## What you have to do
Output every entry exactly as written, skipping any pictures.

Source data
## start
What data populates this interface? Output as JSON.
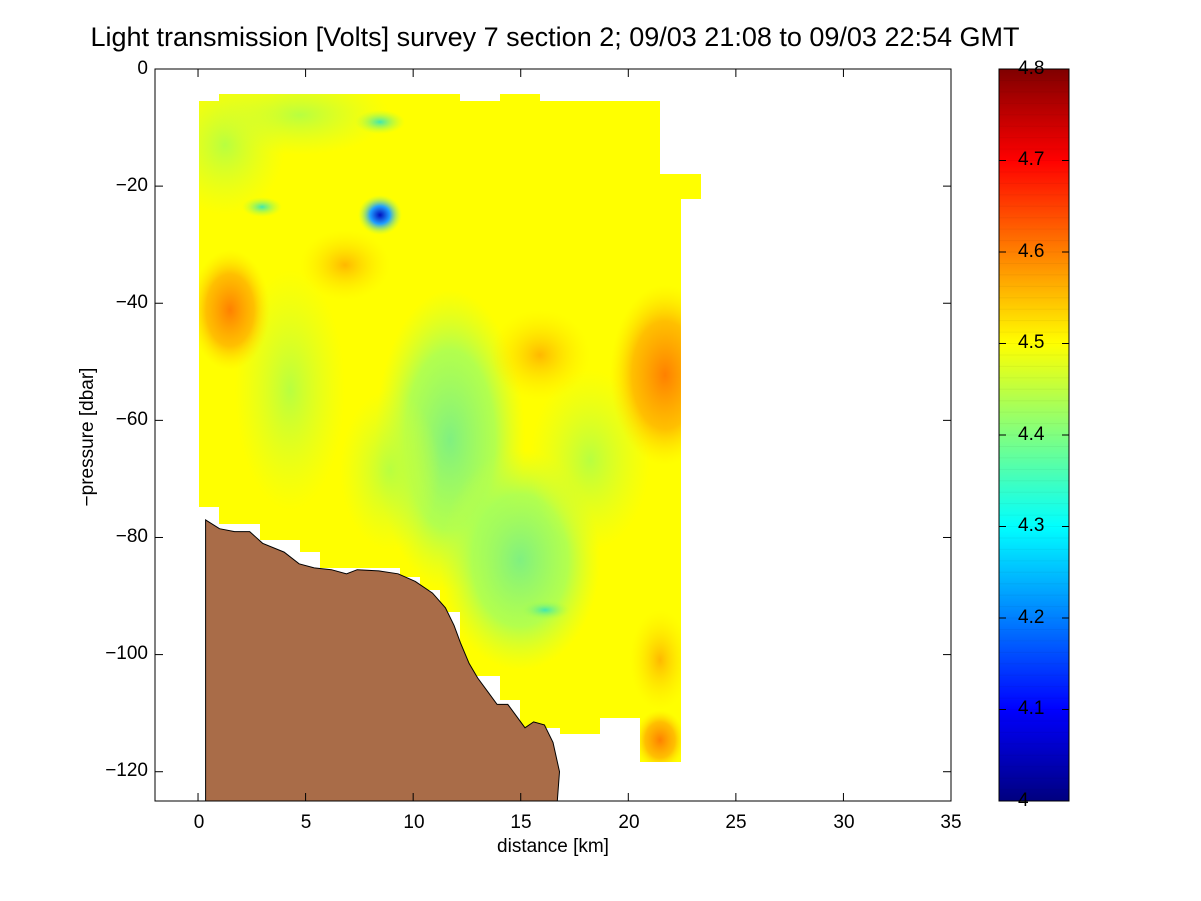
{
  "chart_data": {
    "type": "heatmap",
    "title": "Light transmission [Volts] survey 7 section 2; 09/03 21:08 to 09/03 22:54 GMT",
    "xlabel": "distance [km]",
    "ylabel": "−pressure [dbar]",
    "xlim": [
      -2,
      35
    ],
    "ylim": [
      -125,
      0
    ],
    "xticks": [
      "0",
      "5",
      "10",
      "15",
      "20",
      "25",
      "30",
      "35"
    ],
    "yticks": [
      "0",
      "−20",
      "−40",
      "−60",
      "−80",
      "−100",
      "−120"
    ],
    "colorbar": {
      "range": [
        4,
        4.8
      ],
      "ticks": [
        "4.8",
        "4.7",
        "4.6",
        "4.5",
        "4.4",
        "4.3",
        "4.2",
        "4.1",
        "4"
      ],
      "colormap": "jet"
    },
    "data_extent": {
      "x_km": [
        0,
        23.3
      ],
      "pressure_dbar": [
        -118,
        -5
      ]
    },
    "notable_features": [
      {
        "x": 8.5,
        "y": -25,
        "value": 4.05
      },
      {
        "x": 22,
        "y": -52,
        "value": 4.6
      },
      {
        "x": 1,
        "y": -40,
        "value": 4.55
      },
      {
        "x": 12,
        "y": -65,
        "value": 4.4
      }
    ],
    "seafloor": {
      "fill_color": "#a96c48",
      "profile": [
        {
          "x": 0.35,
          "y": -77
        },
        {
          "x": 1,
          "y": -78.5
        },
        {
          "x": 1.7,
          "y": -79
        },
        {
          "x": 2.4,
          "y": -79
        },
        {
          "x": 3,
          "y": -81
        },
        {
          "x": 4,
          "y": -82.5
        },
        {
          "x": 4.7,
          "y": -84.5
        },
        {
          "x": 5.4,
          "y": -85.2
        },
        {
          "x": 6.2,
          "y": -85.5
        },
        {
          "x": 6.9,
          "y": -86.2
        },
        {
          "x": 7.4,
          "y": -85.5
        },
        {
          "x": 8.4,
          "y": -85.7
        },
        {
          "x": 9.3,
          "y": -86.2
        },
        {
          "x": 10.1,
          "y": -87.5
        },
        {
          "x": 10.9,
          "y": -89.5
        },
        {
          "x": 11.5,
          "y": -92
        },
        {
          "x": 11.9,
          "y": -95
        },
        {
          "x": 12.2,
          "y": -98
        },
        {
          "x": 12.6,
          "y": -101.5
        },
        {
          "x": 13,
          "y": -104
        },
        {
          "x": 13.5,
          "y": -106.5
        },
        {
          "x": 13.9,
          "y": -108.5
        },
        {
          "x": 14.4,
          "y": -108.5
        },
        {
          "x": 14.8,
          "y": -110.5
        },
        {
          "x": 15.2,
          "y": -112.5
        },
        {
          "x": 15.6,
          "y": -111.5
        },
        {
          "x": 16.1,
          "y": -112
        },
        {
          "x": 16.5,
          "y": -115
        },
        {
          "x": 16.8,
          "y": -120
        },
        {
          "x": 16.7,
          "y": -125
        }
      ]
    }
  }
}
## end
## Reply to the exercise
What data populates this interface? Output as JSON.
{
  "chart_data": {
    "type": "heatmap",
    "title": "Light transmission [Volts] survey 7 section 2; 09/03 21:08 to 09/03 22:54 GMT",
    "xlabel": "distance [km]",
    "ylabel": "−pressure [dbar]",
    "xlim": [
      -2,
      35
    ],
    "ylim": [
      -125,
      0
    ],
    "xticks": [
      "0",
      "5",
      "10",
      "15",
      "20",
      "25",
      "30",
      "35"
    ],
    "yticks": [
      "0",
      "−20",
      "−40",
      "−60",
      "−80",
      "−100",
      "−120"
    ],
    "colorbar": {
      "range": [
        4,
        4.8
      ],
      "ticks": [
        "4.8",
        "4.7",
        "4.6",
        "4.5",
        "4.4",
        "4.3",
        "4.2",
        "4.1",
        "4"
      ],
      "colormap": "jet"
    },
    "data_extent": {
      "x_km": [
        0,
        23.3
      ],
      "pressure_dbar": [
        -118,
        -5
      ]
    },
    "notable_features": [
      {
        "x": 8.5,
        "y": -25,
        "value": 4.05
      },
      {
        "x": 22,
        "y": -52,
        "value": 4.6
      },
      {
        "x": 1,
        "y": -40,
        "value": 4.55
      },
      {
        "x": 12,
        "y": -65,
        "value": 4.4
      }
    ],
    "seafloor": {
      "fill_color": "#a96c48",
      "profile": [
        {
          "x": 0.35,
          "y": -77
        },
        {
          "x": 1,
          "y": -78.5
        },
        {
          "x": 1.7,
          "y": -79
        },
        {
          "x": 2.4,
          "y": -79
        },
        {
          "x": 3,
          "y": -81
        },
        {
          "x": 4,
          "y": -82.5
        },
        {
          "x": 4.7,
          "y": -84.5
        },
        {
          "x": 5.4,
          "y": -85.2
        },
        {
          "x": 6.2,
          "y": -85.5
        },
        {
          "x": 6.9,
          "y": -86.2
        },
        {
          "x": 7.4,
          "y": -85.5
        },
        {
          "x": 8.4,
          "y": -85.7
        },
        {
          "x": 9.3,
          "y": -86.2
        },
        {
          "x": 10.1,
          "y": -87.5
        },
        {
          "x": 10.9,
          "y": -89.5
        },
        {
          "x": 11.5,
          "y": -92
        },
        {
          "x": 11.9,
          "y": -95
        },
        {
          "x": 12.2,
          "y": -98
        },
        {
          "x": 12.6,
          "y": -101.5
        },
        {
          "x": 13,
          "y": -104
        },
        {
          "x": 13.5,
          "y": -106.5
        },
        {
          "x": 13.9,
          "y": -108.5
        },
        {
          "x": 14.4,
          "y": -108.5
        },
        {
          "x": 14.8,
          "y": -110.5
        },
        {
          "x": 15.2,
          "y": -112.5
        },
        {
          "x": 15.6,
          "y": -111.5
        },
        {
          "x": 16.1,
          "y": -112
        },
        {
          "x": 16.5,
          "y": -115
        },
        {
          "x": 16.8,
          "y": -120
        },
        {
          "x": 16.7,
          "y": -125
        }
      ]
    }
  }
}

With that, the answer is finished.